→ **Task directions**
Quote the records that follow in full and exactly; leave out the pictures.
━━━━━ Input rows
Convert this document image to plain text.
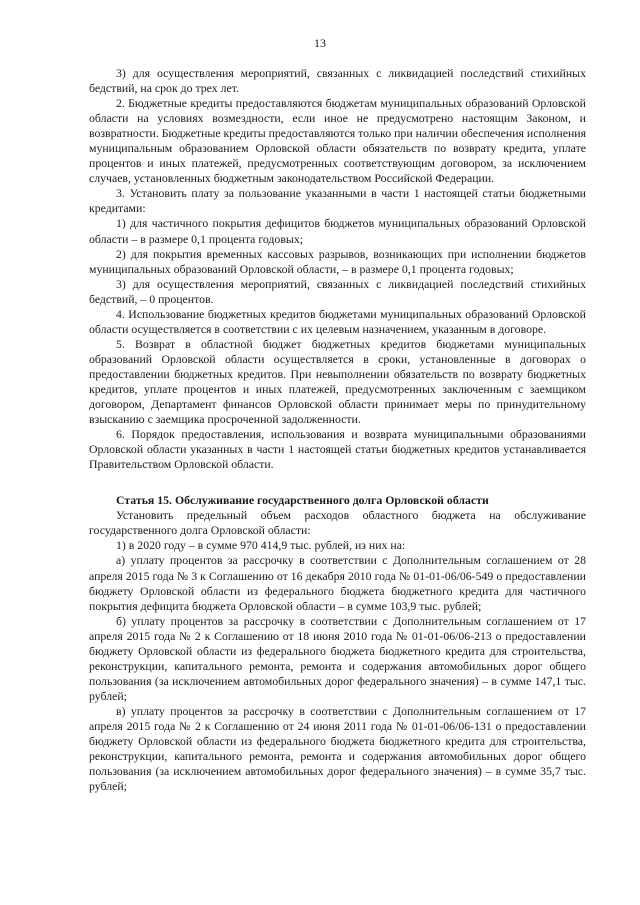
13

3) для осуществления мероприятий, связанных с ликвидацией последствий стихийных бедствий, на срок до трех лет.

2. Бюджетные кредиты предоставляются бюджетам муниципальных образований Орловской области на условиях возмездности, если иное не предусмотрено настоящим Законом, и возвратности. Бюджетные кредиты предоставляются только при наличии обеспечения исполнения муниципальным образованием Орловской области обязательств по возврату кредита, уплате процентов и иных платежей, предусмотренных соответствующим договором, за исключением случаев, установленных бюджетным законодательством Российской Федерации.

3. Установить плату за пользование указанными в части 1 настоящей статьи бюджетными кредитами:

1) для частичного покрытия дефицитов бюджетов муниципальных образований Орловской области – в размере 0,1 процента годовых;

2) для покрытия временных кассовых разрывов, возникающих при исполнении бюджетов муниципальных образований Орловской области, – в размере 0,1 процента годовых;

3) для осуществления мероприятий, связанных с ликвидацией последствий стихийных бедствий, – 0 процентов.

4. Использование бюджетных кредитов бюджетами муниципальных образований Орловской области осуществляется в соответствии с их целевым назначением, указанным в договоре.

5. Возврат в областной бюджет бюджетных кредитов бюджетами муниципальных образований Орловской области осуществляется в сроки, установленные в договорах о предоставлении бюджетных кредитов. При невыполнении обязательств по возврату бюджетных кредитов, уплате процентов и иных платежей, предусмотренных заключенным с заемщиком договором, Департамент финансов Орловской области принимает меры по принудительному взысканию с заемщика просроченной задолженности.

6. Порядок предоставления, использования и возврата муниципальными образованиями Орловской области указанных в части 1 настоящей статьи бюджетных кредитов устанавливается Правительством Орловской области.

Статья 15. Обслуживание государственного долга Орловской области

Установить предельный объем расходов областного бюджета на обслуживание государственного долга Орловской области:

1) в 2020 году – в сумме 970 414,9 тыс. рублей, из них на:

а) уплату процентов за рассрочку в соответствии с Дополнительным соглашением от 28 апреля 2015 года № 3 к Соглашению от 16 декабря 2010 года № 01-01-06/06-549 о предоставлении бюджету Орловской области из федерального бюджета бюджетного кредита для частичного покрытия дефицита бюджета Орловской области – в сумме 103,9 тыс. рублей;

б) уплату процентов за рассрочку в соответствии с Дополнительным соглашением от 17 апреля 2015 года № 2 к Соглашению от 18 июня 2010 года № 01-01-06/06-213 о предоставлении бюджету Орловской области из федерального бюджета бюджетного кредита для строительства, реконструкции, капитального ремонта, ремонта и содержания автомобильных дорог общего пользования (за исключением автомобильных дорог федерального значения) – в сумме 147,1 тыс. рублей;

в) уплату процентов за рассрочку в соответствии с Дополнительным соглашением от 17 апреля 2015 года № 2 к Соглашению от 24 июня 2011 года № 01-01-06/06-131 о предоставлении бюджету Орловской области из федерального бюджета бюджетного кредита для строительства, реконструкции, капитального ремонта, ремонта и содержания автомобильных дорог общего пользования (за исключением автомобильных дорог федерального значения) – в сумме 35,7 тыс. рублей;
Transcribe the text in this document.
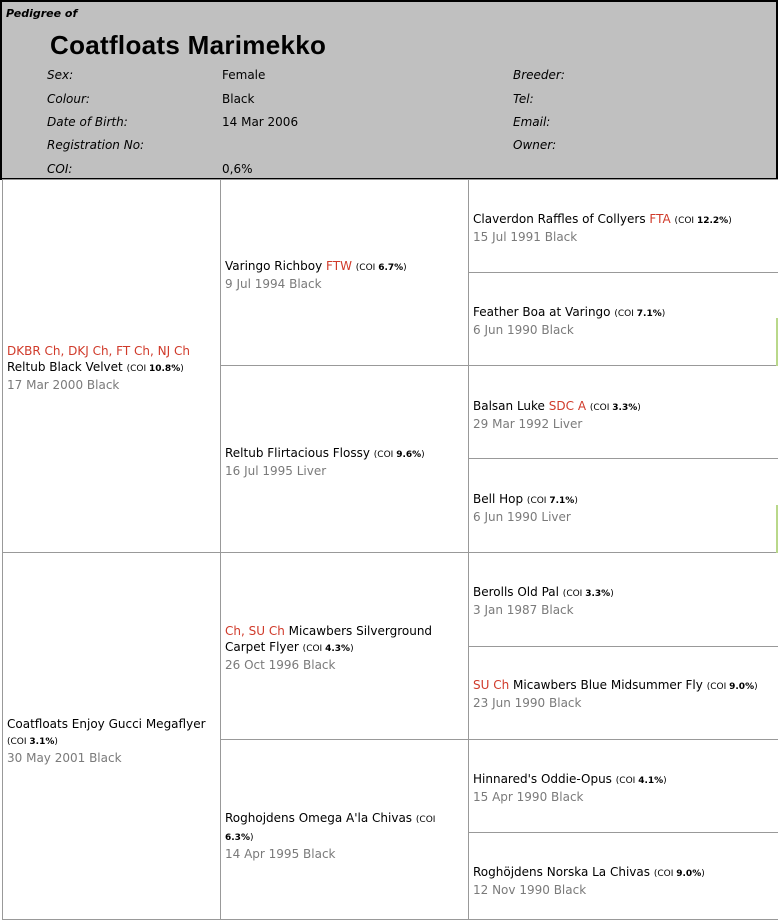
Pedigree of
Coatfloats Marimekko
Sex:	Female	Breeder:
Colour:	Black	Tel:
Date of Birth:	14 Mar 2006	Email:
Registration No:	Owner:
COI:	0,6%
DKBR Ch, DKJ Ch, FT Ch, NJ Ch
Reltub Black Velvet (COI 10.8%)
17 Mar 2000 Black
Coatfloats Enjoy Gucci Megaflyer
(COI 3.1%)
30 May 2001 Black
Varingo Richboy FTW (COI 6.7%)
9 Jul 1994 Black
Reltub Flirtacious Flossy (COI 9.6%)
16 Jul 1995 Liver
Ch, SU Ch Micawbers Silverground Carpet Flyer (COI 4.3%)
26 Oct 1996 Black
Roghojdens Omega A'la Chivas (COI 6.3%)
14 Apr 1995 Black
Claverdon Raffles of Collyers FTA (COI 12.2%)
15 Jul 1991 Black
Feather Boa at Varingo (COI 7.1%)
6 Jun 1990 Black
Balsan Luke SDC A (COI 3.3%)
29 Mar 1992 Liver
Bell Hop (COI 7.1%)
6 Jun 1990 Liver
Berolls Old Pal (COI 3.3%)
3 Jan 1987 Black
SU Ch Micawbers Blue Midsummer Fly (COI 9.0%)
23 Jun 1990 Black
Hinnared's Oddie-Opus (COI 4.1%)
15 Apr 1990 Black
Roghöjdens Norska La Chivas (COI 9.0%)
12 Nov 1990 Black
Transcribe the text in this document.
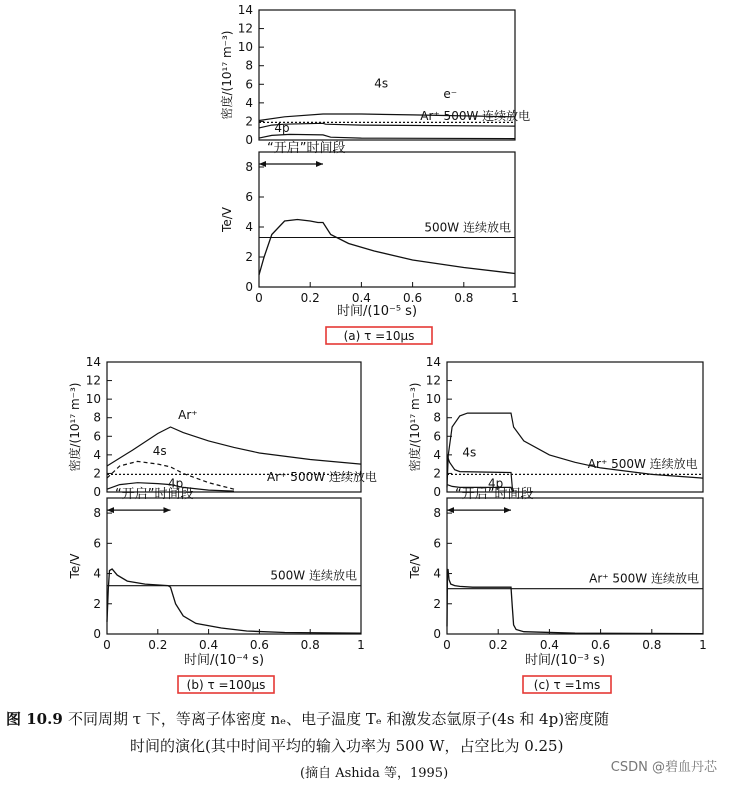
0
2
4
6
8
10
12
14
密度/(10¹⁷ m⁻³)	4s
e⁻
Ar⁺ 500W 连续放电
4p
0
2
4
6
8
Te/V
0	0.2	0.4	0.6	0.8	1
时间/(10⁻⁵ s)
“开启”时间段
500W 连续放电
(a) τ =10μs
0
2
4
6
8
10
12
14
密度/(10¹⁷ m⁻³)	Ar⁺
4s
Ar⁺ 500W 连续放电
4p
0
2
4
6
8
Te/V
0	0.2	0.4	0.6	0.8	1
时间/(10⁻⁴ s)
“开启”时间段
500W 连续放电
(b) τ =100μs
0
2
4
6
8
10
12
14
密度/(10¹⁷ m⁻³)	4s
Ar⁺ 500W 连续放电
4p
0
2
4
6
8
Te/V
0	0.2	0.4	0.6	0.8	1
时间/(10⁻³ s)
“开启”时间段
Ar⁺ 500W 连续放电
(c) τ =1ms
图 10.9 不同周期 τ 下，等离子体密度 nₑ、电子温度 Tₑ 和激发态氩原子(4s 和 4p)密度随
时间的演化(其中时间平均的输入功率为 500 W，占空比为 0.25)
(摘自 Ashida 等，1995)	CSDN @碧血丹芯
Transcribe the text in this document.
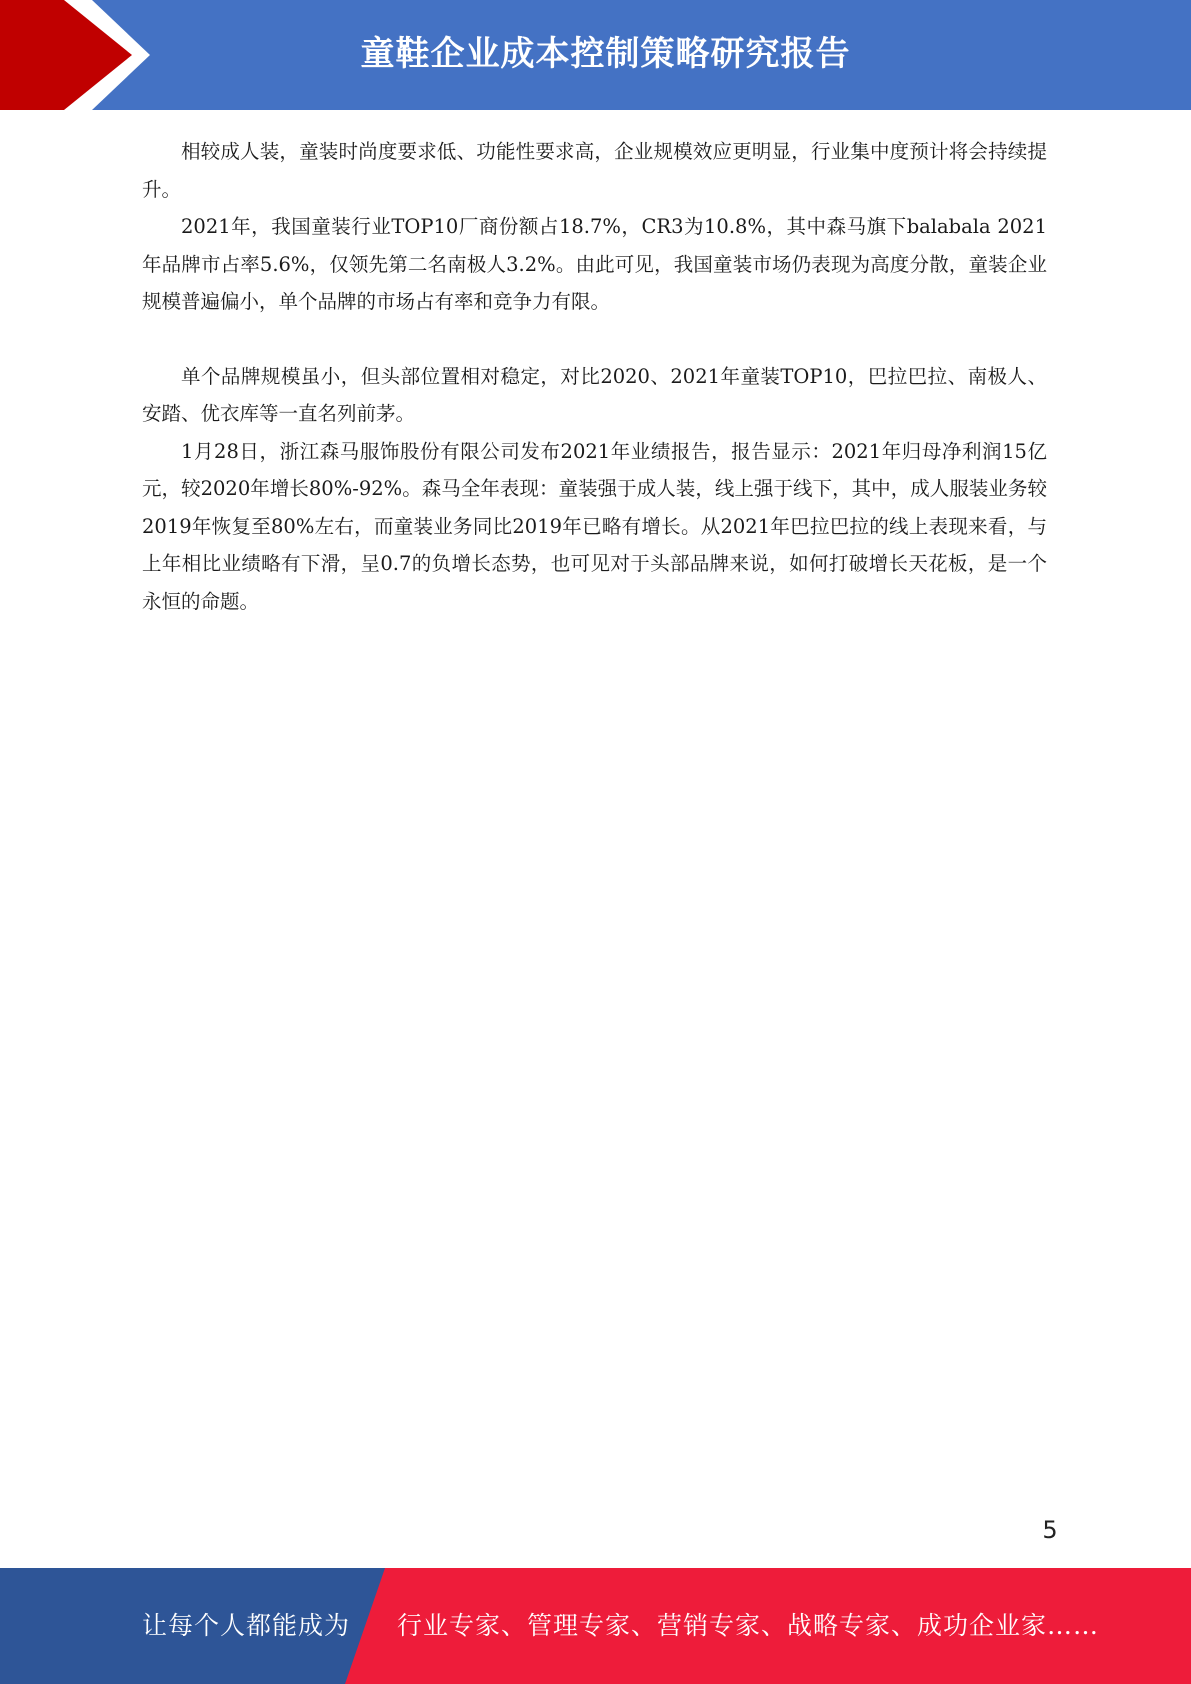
童鞋企业成本控制策略研究报告

相较成人装，童装时尚度要求低、功能性要求高，企业规模效应更明显，行业集中度预计将会持续提升。

2021年，我国童装行业TOP10厂商份额占18.7%，CR3为10.8%，其中森马旗下balabala 2021年品牌市占率5.6%，仅领先第二名南极人3.2%。由此可见，我国童装市场仍表现为高度分散，童装企业规模普遍偏小，单个品牌的市场占有率和竞争力有限。

单个品牌规模虽小，但头部位置相对稳定，对比2020、2021年童装TOP10，巴拉巴拉、南极人、安踏、优衣库等一直名列前茅。

1月28日，浙江森马服饰股份有限公司发布2021年业绩报告，报告显示：2021年归母净利润15亿元，较2020年增长80%-92%。森马全年表现：童装强于成人装，线上强于线下，其中，成人服装业务较2019年恢复至80%左右，而童装业务同比2019年已略有增长。从2021年巴拉巴拉的线上表现来看，与上年相比业绩略有下滑，呈0.7的负增长态势，也可见对于头部品牌来说，如何打破增长天花板，是一个永恒的命题。

5
让每个人都能成为 行业专家、管理专家、营销专家、战略专家、成功企业家……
━━━━━━━━━━
→ **Answer to the task**
Convert this document image to plain text.
13

3) для осуществления мероприятий, связанных с ликвидацией последствий стихийных бедствий, на срок до трех лет.

2. Бюджетные кредиты предоставляются бюджетам муниципальных образований Орловской области на условиях возмездности, если иное не предусмотрено настоящим Законом, и возвратности. Бюджетные кредиты предоставляются только при наличии обеспечения исполнения муниципальным образованием Орловской области обязательств по возврату кредита, уплате процентов и иных платежей, предусмотренных соответствующим договором, за исключением случаев, установленных бюджетным законодательством Российской Федерации.

3. Установить плату за пользование указанными в части 1 настоящей статьи бюджетными кредитами:

1) для частичного покрытия дефицитов бюджетов муниципальных образований Орловской области – в размере 0,1 процента годовых;

2) для покрытия временных кассовых разрывов, возникающих при исполнении бюджетов муниципальных образований Орловской области, – в размере 0,1 процента годовых;

3) для осуществления мероприятий, связанных с ликвидацией последствий стихийных бедствий, – 0 процентов.

4. Использование бюджетных кредитов бюджетами муниципальных образований Орловской области осуществляется в соответствии с их целевым назначением, указанным в договоре.

5. Возврат в областной бюджет бюджетных кредитов бюджетами муниципальных образований Орловской области осуществляется в сроки, установленные в договорах о предоставлении бюджетных кредитов. При невыполнении обязательств по возврату бюджетных кредитов, уплате процентов и иных платежей, предусмотренных заключенным с заемщиком договором, Департамент финансов Орловской области принимает меры по принудительному взысканию с заемщика просроченной задолженности.

6. Порядок предоставления, использования и возврата муниципальными образованиями Орловской области указанных в части 1 настоящей статьи бюджетных кредитов устанавливается Правительством Орловской области.

Статья 15. Обслуживание государственного долга Орловской области

Установить предельный объем расходов областного бюджета на обслуживание государственного долга Орловской области:

1) в 2020 году – в сумме 970 414,9 тыс. рублей, из них на:

а) уплату процентов за рассрочку в соответствии с Дополнительным соглашением от 28 апреля 2015 года № 3 к Соглашению от 16 декабря 2010 года № 01-01-06/06-549 о предоставлении бюджету Орловской области из федерального бюджета бюджетного кредита для частичного покрытия дефицита бюджета Орловской области – в сумме 103,9 тыс. рублей;

б) уплату процентов за рассрочку в соответствии с Дополнительным соглашением от 17 апреля 2015 года № 2 к Соглашению от 18 июня 2010 года № 01-01-06/06-213 о предоставлении бюджету Орловской области из федерального бюджета бюджетного кредита для строительства, реконструкции, капитального ремонта, ремонта и содержания автомобильных дорог общего пользования (за исключением автомобильных дорог федерального значения) – в сумме 147,1 тыс. рублей;

в) уплату процентов за рассрочку в соответствии с Дополнительным соглашением от 17 апреля 2015 года № 2 к Соглашению от 24 июня 2011 года № 01-01-06/06-131 о предоставлении бюджету Орловской области из федерального бюджета бюджетного кредита для строительства, реконструкции, капитального ремонта, ремонта и содержания автомобильных дорог общего пользования (за исключением автомобильных дорог федерального значения) – в сумме 35,7 тыс. рублей;
Transcribe the text in this document.
Pedigree of
Coatfloats Marimekko
Sex:	Female	Breeder:
Colour:	Black	Tel:
Date of Birth:	14 Mar 2006	Email:
Registration No:	Owner:
COI:	0,6%
DKBR Ch, DKJ Ch, FT Ch, NJ Ch
Reltub Black Velvet (COI 10.8%)
17 Mar 2000 Black
Coatfloats Enjoy Gucci Megaflyer
(COI 3.1%)
30 May 2001 Black
Varingo Richboy FTW (COI 6.7%)
9 Jul 1994 Black
Reltub Flirtacious Flossy (COI 9.6%)
16 Jul 1995 Liver
Ch, SU Ch Micawbers Silverground Carpet Flyer (COI 4.3%)
26 Oct 1996 Black
Roghojdens Omega A'la Chivas (COI 6.3%)
14 Apr 1995 Black
Claverdon Raffles of Collyers FTA (COI 12.2%)
15 Jul 1991 Black
Feather Boa at Varingo (COI 7.1%)
6 Jun 1990 Black
Balsan Luke SDC A (COI 3.3%)
29 Mar 1992 Liver
Bell Hop (COI 7.1%)
6 Jun 1990 Liver
Berolls Old Pal (COI 3.3%)
3 Jan 1987 Black
SU Ch Micawbers Blue Midsummer Fly (COI 9.0%)
23 Jun 1990 Black
Hinnared's Oddie-Opus (COI 4.1%)
15 Apr 1990 Black
Roghöjdens Norska La Chivas (COI 9.0%)
12 Nov 1990 Black
Transcribe the text in this document.
0
2
4
6
8
10
12
14
密度/(10¹⁷ m⁻³)	4s
e⁻
Ar⁺ 500W 连续放电
4p
0
2
4
6
8
Te/V
0	0.2	0.4	0.6	0.8	1
时间/(10⁻⁵ s)
“开启”时间段
500W 连续放电
(a) τ =10μs
0
2
4
6
8
10
12
14
密度/(10¹⁷ m⁻³)	Ar⁺
4s
Ar⁺ 500W 连续放电
4p
0
2
4
6
8
Te/V
0	0.2	0.4	0.6	0.8	1
时间/(10⁻⁴ s)
“开启”时间段
500W 连续放电
(b) τ =100μs
0
2
4
6
8
10
12
14
密度/(10¹⁷ m⁻³)	4s
Ar⁺ 500W 连续放电
4p
0
2
4
6
8
Te/V
0	0.2	0.4	0.6	0.8	1
时间/(10⁻³ s)
“开启”时间段
Ar⁺ 500W 连续放电
(c) τ =1ms
图 10.9 不同周期 τ 下，等离子体密度 nₑ、电子温度 Tₑ 和激发态氩原子(4s 和 4p)密度随
时间的演化(其中时间平均的输入功率为 500 W，占空比为 0.25)
(摘自 Ashida 等，1995)	CSDN @碧血丹芯
Transcribe the text in this document.
童鞋企业成本控制策略研究报告

相较成人装，童装时尚度要求低、功能性要求高，企业规模效应更明显，行业集中度预计将会持续提升。

2021年，我国童装行业TOP10厂商份额占18.7%，CR3为10.8%，其中森马旗下balabala 2021年品牌市占率5.6%，仅领先第二名南极人3.2%。由此可见，我国童装市场仍表现为高度分散，童装企业规模普遍偏小，单个品牌的市场占有率和竞争力有限。

单个品牌规模虽小，但头部位置相对稳定，对比2020、2021年童装TOP10，巴拉巴拉、南极人、安踏、优衣库等一直名列前茅。

1月28日，浙江森马服饰股份有限公司发布2021年业绩报告，报告显示：2021年归母净利润15亿元，较2020年增长80%-92%。森马全年表现：童装强于成人装，线上强于线下，其中，成人服装业务较2019年恢复至80%左右，而童装业务同比2019年已略有增长。从2021年巴拉巴拉的线上表现来看，与上年相比业绩略有下滑，呈0.7的负增长态势，也可见对于头部品牌来说，如何打破增长天花板，是一个永恒的命题。

5
让每个人都能成为 行业专家、管理专家、营销专家、战略专家、成功企业家……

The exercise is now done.